+++ Input for this task +++
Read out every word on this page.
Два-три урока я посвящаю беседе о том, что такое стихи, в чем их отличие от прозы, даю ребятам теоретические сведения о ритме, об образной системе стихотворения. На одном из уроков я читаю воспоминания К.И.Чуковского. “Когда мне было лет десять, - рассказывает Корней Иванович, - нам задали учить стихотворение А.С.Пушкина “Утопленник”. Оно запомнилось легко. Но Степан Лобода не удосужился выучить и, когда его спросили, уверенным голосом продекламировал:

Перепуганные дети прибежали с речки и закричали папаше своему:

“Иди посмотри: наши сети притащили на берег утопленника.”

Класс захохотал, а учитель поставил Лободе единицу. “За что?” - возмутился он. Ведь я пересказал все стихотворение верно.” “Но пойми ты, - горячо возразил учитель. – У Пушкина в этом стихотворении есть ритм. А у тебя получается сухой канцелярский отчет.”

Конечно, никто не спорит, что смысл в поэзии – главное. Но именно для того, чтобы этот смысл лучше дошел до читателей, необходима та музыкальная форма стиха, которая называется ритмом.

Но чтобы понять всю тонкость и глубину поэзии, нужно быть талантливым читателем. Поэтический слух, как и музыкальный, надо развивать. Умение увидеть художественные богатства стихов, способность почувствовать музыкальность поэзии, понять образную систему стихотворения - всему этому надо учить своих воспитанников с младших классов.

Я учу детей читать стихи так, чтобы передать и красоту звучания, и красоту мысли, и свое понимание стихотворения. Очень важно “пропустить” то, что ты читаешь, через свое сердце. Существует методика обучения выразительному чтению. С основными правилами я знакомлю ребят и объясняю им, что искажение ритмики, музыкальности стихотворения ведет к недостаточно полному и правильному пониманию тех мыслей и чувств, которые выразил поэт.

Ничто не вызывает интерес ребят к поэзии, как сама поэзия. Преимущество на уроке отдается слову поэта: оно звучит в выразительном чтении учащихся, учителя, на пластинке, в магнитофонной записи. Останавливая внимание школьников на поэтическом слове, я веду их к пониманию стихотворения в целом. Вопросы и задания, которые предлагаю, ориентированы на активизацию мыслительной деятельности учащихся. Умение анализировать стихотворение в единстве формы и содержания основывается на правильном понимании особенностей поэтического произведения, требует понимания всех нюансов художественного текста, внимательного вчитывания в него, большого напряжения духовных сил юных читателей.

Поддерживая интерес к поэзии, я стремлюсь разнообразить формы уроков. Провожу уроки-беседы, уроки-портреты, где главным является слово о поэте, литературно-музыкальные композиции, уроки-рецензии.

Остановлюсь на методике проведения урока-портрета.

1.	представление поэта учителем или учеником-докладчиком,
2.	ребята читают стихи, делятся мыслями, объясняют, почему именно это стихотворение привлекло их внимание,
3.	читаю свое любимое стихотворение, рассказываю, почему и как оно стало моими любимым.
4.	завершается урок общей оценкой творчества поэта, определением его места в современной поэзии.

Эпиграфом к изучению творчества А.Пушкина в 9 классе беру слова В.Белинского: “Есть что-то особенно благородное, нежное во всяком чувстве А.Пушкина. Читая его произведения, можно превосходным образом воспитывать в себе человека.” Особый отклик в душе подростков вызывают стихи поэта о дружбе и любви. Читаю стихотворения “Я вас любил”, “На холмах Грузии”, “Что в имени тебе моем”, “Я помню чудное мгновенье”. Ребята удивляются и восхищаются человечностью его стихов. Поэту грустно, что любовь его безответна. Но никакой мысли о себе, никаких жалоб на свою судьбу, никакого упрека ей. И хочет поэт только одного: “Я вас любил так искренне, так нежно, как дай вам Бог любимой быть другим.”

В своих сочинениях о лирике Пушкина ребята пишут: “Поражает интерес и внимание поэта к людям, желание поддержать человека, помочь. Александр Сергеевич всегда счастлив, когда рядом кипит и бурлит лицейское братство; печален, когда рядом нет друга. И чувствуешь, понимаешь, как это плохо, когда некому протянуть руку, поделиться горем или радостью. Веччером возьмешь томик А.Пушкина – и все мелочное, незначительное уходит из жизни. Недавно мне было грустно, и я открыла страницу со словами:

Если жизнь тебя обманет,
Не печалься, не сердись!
+++
Task description |
Go through the entries and repeat each one exactly.

Task response |
Read out every word on this page.
Два-три урока я посвящаю беседе о том, что такое стихи, в чем их отличие от прозы, даю ребятам теоретические сведения о ритме, об образной системе стихотворения. На одном из уроков я читаю воспоминания К.И.Чуковского. “Когда мне было лет десять, - рассказывает Корней Иванович, - нам задали учить стихотворение А.С.Пушкина “Утопленник”. Оно запомнилось легко. Но Степан Лобода не удосужился выучить и, когда его спросили, уверенным голосом продекламировал:

Перепуганные дети прибежали с речки и закричали папаше своему:

“Иди посмотри: наши сети притащили на берег утопленника.”

Класс захохотал, а учитель поставил Лободе единицу. “За что?” - возмутился он. Ведь я пересказал все стихотворение верно.” “Но пойми ты, - горячо возразил учитель. – У Пушкина в этом стихотворении есть ритм. А у тебя получается сухой канцелярский отчет.”

Конечно, никто не спорит, что смысл в поэзии – главное. Но именно для того, чтобы этот смысл лучше дошел до читателей, необходима та музыкальная форма стиха, которая называется ритмом.

Но чтобы понять всю тонкость и глубину поэзии, нужно быть талантливым читателем. Поэтический слух, как и музыкальный, надо развивать. Умение увидеть художественные богатства стихов, способность почувствовать музыкальность поэзии, понять образную систему стихотворения - всему этому надо учить своих воспитанников с младших классов.

Я учу детей читать стихи так, чтобы передать и красоту звучания, и красоту мысли, и свое понимание стихотворения. Очень важно “пропустить” то, что ты читаешь, через свое сердце. Существует методика обучения выразительному чтению. С основными правилами я знакомлю ребят и объясняю им, что искажение ритмики, музыкальности стихотворения ведет к недостаточно полному и правильному пониманию тех мыслей и чувств, которые выразил поэт.

Ничто не вызывает интерес ребят к поэзии, как сама поэзия. Преимущество на уроке отдается слову поэта: оно звучит в выразительном чтении учащихся, учителя, на пластинке, в магнитофонной записи. Останавливая внимание школьников на поэтическом слове, я веду их к пониманию стихотворения в целом. Вопросы и задания, которые предлагаю, ориентированы на активизацию мыслительной деятельности учащихся. Умение анализировать стихотворение в единстве формы и содержания основывается на правильном понимании особенностей поэтического произведения, требует понимания всех нюансов художественного текста, внимательного вчитывания в него, большого напряжения духовных сил юных читателей.

Поддерживая интерес к поэзии, я стремлюсь разнообразить формы уроков. Провожу уроки-беседы, уроки-портреты, где главным является слово о поэте, литературно-музыкальные композиции, уроки-рецензии.

Остановлюсь на методике проведения урока-портрета.

1.	представление поэта учителем или учеником-докладчиком,
2.	ребята читают стихи, делятся мыслями, объясняют, почему именно это стихотворение привлекло их внимание,
3.	читаю свое любимое стихотворение, рассказываю, почему и как оно стало моими любимым.
4.	завершается урок общей оценкой творчества поэта, определением его места в современной поэзии.

Эпиграфом к изучению творчества А.Пушкина в 9 классе беру слова В.Белинского: “Есть что-то особенно благородное, нежное во всяком чувстве А.Пушкина. Читая его произведения, можно превосходным образом воспитывать в себе человека.” Особый отклик в душе подростков вызывают стихи поэта о дружбе и любви. Читаю стихотворения “Я вас любил”, “На холмах Грузии”, “Что в имени тебе моем”, “Я помню чудное мгновенье”. Ребята удивляются и восхищаются человечностью его стихов. Поэту грустно, что любовь его безответна. Но никакой мысли о себе, никаких жалоб на свою судьбу, никакого упрека ей. И хочет поэт только одного: “Я вас любил так искренне, так нежно, как дай вам Бог любимой быть другим.”

В своих сочинениях о лирике Пушкина ребята пишут: “Поражает интерес и внимание поэта к людям, желание поддержать человека, помочь. Александр Сергеевич всегда счастлив, когда рядом кипит и бурлит лицейское братство; печален, когда рядом нет друга. И чувствуешь, понимаешь, как это плохо, когда некому протянуть руку, поделиться горем или радостью. Веччером возьмешь томик А.Пушкина – и все мелочное, незначительное уходит из жизни. Недавно мне было грустно, и я открыла страницу со словами:

Если жизнь тебя обманет,
Не печалься, не сердись!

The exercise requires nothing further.